Scan the listing below. Report each line that includes "mass".

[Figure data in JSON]
⁂

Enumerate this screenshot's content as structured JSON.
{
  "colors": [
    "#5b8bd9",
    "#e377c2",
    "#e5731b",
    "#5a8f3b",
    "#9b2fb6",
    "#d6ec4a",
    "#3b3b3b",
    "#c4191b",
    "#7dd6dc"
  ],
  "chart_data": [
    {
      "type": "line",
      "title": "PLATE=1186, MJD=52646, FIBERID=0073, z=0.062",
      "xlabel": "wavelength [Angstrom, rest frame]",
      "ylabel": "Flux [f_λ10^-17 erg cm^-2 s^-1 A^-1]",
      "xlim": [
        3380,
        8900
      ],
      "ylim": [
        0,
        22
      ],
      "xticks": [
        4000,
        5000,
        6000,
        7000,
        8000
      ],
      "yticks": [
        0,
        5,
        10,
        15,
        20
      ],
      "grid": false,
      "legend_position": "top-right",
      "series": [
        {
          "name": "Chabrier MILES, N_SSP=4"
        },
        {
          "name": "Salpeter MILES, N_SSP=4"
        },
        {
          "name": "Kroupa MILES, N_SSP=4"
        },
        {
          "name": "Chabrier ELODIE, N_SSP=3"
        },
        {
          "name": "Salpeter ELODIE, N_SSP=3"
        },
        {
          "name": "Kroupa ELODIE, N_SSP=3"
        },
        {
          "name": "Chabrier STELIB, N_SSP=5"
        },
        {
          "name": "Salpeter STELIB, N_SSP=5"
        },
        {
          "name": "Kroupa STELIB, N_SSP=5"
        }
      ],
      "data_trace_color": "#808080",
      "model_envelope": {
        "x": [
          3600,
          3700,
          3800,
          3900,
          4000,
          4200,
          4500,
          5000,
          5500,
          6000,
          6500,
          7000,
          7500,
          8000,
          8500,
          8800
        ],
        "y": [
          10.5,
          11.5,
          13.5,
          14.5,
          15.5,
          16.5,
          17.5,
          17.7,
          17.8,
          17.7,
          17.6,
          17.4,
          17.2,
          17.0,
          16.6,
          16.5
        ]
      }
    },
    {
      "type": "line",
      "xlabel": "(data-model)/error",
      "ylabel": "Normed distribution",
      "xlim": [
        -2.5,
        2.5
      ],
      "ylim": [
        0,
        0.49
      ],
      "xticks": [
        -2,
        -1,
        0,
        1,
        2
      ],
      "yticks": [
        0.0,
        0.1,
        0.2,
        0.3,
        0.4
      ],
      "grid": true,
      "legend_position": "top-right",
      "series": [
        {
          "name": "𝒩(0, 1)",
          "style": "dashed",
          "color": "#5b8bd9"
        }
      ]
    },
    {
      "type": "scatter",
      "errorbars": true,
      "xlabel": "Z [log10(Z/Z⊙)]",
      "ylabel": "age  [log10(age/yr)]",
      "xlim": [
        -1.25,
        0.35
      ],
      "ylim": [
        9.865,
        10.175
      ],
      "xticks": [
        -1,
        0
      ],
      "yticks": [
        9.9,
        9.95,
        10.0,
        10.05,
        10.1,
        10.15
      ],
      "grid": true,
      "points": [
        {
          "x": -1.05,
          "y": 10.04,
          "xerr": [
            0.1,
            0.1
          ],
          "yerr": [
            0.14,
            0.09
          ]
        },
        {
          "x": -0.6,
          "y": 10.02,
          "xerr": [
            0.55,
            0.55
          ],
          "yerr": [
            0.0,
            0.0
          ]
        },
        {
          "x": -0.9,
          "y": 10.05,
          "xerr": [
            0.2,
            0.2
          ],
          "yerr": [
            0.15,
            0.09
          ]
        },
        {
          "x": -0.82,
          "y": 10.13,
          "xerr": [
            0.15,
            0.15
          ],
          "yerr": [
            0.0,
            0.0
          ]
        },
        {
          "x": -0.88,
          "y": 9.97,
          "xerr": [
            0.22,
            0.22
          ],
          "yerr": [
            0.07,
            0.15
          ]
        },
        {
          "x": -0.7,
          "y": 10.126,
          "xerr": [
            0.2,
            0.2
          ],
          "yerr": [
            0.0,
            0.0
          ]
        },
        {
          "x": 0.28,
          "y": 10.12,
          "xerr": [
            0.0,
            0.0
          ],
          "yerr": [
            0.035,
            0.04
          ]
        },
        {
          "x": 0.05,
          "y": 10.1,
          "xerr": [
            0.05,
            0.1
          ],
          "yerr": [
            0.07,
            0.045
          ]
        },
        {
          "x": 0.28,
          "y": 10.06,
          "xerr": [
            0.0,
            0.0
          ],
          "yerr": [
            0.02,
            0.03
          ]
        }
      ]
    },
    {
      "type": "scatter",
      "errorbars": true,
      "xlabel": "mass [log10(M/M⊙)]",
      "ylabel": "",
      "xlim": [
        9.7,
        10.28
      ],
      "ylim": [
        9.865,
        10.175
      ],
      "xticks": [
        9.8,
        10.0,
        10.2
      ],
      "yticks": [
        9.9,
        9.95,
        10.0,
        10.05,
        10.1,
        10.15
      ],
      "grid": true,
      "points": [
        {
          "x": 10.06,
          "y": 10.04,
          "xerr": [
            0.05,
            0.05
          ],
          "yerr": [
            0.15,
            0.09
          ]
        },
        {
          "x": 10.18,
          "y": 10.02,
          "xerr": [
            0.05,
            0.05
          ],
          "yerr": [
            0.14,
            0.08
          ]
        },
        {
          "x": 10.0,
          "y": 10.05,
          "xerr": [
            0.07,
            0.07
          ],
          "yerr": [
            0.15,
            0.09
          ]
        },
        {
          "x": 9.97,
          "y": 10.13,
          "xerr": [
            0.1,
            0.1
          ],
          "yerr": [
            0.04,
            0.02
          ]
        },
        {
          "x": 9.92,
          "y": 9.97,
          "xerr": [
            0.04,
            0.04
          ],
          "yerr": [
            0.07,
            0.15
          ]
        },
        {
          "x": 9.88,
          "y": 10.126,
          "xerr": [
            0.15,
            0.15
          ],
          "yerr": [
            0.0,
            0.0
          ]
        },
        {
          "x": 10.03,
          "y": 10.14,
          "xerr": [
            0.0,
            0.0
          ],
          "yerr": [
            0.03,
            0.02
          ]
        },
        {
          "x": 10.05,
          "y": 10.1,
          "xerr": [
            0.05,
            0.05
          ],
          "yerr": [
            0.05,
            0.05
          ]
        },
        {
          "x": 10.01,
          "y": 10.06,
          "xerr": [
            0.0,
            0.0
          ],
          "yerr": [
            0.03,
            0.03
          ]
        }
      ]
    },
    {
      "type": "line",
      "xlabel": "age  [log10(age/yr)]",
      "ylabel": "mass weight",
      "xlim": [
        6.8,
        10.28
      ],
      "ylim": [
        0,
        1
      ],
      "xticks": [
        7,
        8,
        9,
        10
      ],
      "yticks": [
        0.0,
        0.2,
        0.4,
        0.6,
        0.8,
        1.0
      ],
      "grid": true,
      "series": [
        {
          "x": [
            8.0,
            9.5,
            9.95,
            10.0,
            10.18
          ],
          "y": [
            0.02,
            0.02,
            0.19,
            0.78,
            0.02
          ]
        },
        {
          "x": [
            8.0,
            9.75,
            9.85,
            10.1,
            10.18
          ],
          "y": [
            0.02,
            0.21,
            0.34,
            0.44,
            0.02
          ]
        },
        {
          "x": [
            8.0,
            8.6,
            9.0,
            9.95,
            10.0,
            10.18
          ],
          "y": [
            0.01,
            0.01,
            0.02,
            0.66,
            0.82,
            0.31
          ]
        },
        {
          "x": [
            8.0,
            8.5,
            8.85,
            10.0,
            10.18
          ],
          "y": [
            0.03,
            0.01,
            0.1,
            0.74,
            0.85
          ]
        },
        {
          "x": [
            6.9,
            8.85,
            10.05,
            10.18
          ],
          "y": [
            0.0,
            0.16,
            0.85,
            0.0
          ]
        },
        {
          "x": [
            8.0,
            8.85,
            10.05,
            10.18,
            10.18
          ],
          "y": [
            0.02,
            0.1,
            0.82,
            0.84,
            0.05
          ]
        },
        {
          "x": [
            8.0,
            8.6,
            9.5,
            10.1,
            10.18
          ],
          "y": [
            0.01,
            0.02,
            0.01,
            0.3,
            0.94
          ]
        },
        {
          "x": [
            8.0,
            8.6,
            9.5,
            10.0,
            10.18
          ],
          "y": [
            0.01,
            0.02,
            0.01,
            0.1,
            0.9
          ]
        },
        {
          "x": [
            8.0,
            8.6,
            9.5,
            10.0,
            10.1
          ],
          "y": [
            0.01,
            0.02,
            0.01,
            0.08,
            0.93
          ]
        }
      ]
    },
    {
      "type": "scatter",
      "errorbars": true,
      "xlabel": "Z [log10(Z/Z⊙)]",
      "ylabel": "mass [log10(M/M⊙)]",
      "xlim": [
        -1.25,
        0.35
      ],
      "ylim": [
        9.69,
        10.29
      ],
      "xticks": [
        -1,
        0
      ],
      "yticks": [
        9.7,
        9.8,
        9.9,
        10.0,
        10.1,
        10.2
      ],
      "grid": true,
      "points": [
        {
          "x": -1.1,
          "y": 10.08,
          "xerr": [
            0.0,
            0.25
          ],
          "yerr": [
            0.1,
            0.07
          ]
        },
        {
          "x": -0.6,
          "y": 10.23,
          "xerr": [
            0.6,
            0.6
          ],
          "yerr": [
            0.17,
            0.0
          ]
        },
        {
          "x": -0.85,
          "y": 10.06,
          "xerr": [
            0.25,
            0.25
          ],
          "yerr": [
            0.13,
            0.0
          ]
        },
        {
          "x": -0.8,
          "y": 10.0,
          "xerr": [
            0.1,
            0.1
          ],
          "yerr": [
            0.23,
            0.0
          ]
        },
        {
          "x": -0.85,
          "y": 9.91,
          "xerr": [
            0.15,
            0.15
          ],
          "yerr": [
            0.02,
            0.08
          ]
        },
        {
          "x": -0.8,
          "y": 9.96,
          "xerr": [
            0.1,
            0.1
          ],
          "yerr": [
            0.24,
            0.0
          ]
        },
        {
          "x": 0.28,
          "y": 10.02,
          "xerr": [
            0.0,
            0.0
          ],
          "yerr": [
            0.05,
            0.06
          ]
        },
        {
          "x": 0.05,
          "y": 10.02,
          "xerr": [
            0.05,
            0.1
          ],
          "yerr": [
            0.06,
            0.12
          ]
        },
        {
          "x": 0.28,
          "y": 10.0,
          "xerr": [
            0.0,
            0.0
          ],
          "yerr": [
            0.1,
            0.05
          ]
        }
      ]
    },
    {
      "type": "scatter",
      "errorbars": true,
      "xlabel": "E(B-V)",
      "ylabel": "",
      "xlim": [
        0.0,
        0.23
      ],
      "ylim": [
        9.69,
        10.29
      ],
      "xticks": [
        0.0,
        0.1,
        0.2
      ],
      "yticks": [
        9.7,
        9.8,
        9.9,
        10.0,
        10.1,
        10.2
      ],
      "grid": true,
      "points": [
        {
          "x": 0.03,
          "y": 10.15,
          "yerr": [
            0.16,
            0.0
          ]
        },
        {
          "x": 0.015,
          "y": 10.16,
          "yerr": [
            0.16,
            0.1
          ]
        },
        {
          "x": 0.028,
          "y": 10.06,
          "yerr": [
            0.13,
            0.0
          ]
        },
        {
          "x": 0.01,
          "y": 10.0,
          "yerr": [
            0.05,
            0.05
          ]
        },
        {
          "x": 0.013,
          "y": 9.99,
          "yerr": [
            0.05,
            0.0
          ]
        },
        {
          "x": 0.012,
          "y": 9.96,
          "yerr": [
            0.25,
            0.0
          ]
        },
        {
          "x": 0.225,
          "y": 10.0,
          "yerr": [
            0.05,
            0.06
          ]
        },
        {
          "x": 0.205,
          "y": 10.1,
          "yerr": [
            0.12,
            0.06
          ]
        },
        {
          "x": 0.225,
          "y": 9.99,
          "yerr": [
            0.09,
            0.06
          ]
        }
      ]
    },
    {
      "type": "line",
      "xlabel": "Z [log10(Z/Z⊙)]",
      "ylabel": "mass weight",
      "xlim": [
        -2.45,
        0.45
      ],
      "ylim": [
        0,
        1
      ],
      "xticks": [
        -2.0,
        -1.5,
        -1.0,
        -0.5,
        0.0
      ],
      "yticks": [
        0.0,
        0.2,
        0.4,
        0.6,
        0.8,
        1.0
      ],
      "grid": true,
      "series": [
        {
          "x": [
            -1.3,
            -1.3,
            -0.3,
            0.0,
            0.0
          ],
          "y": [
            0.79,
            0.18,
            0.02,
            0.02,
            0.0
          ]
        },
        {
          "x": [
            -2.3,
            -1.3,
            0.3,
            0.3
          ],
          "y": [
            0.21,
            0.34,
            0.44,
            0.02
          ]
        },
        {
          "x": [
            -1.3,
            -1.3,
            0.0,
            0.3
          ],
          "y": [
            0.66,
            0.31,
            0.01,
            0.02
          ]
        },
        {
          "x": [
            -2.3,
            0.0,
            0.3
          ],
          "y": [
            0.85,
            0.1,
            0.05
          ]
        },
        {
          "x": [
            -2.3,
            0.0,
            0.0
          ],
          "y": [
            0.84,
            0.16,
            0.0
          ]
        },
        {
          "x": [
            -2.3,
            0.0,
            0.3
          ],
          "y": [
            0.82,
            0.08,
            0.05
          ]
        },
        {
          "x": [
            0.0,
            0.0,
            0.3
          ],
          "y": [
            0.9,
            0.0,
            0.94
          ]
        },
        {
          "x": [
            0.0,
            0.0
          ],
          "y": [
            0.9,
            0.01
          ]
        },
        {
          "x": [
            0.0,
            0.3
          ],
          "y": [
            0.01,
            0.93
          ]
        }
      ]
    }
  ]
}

⁂

**OUTPUT BELOW**
      "xlabel": "mass [log10(M/M⊙)]",
      "ylabel": "mass weight",
      "ylabel": "mass [log10(M/M⊙)]",
      "ylabel": "mass weight",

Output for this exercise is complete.